:: EXERCISE GOAL ::
Find each line with the string "DIREÇÃO" and report it.

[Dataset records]

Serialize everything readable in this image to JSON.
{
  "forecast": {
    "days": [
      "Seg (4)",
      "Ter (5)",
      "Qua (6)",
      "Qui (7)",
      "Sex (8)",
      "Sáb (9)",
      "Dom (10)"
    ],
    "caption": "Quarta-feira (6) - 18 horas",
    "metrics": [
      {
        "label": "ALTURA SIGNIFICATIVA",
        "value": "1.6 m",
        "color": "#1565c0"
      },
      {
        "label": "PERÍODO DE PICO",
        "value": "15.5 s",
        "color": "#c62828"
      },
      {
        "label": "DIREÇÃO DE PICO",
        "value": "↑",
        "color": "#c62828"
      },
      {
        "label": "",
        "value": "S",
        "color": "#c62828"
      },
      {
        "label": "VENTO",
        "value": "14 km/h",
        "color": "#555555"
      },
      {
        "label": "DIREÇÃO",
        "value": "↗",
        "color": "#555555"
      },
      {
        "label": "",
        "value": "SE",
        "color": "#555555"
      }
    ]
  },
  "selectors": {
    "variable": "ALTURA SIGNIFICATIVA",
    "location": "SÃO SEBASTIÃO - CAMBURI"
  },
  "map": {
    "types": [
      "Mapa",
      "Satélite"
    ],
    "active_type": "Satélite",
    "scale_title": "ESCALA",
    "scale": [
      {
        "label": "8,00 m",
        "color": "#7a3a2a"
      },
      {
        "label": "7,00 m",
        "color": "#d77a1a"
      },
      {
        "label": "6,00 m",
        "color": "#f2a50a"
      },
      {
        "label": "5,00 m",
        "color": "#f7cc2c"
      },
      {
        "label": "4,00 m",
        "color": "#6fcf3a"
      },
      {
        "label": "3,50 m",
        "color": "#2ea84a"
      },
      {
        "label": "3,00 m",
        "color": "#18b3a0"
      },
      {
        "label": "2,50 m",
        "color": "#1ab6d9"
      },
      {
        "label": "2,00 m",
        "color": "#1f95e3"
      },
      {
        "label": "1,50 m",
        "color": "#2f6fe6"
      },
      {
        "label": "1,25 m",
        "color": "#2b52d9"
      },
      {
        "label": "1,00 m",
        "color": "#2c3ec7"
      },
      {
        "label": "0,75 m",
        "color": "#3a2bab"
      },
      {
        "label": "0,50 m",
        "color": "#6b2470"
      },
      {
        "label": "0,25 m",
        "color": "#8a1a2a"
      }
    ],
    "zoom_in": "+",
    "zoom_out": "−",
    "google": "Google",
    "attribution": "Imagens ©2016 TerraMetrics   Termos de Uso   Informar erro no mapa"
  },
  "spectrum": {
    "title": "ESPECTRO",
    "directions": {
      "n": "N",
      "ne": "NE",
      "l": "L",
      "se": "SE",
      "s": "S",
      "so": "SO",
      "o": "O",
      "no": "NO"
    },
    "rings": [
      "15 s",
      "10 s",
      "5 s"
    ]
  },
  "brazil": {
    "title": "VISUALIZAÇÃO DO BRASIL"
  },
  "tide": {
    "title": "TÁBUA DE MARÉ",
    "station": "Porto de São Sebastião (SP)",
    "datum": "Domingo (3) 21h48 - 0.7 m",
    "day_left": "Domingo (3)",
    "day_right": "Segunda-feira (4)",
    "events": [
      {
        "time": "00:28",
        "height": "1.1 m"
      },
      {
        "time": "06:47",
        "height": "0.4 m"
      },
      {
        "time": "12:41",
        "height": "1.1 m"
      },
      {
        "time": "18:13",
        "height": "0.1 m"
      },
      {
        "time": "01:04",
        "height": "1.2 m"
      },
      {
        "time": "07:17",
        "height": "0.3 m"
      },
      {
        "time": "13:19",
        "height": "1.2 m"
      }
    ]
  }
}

:: FINISHED EXERCISE ::
        "label": "DIREÇÃO DE PICO",
        "label": "DIREÇÃO",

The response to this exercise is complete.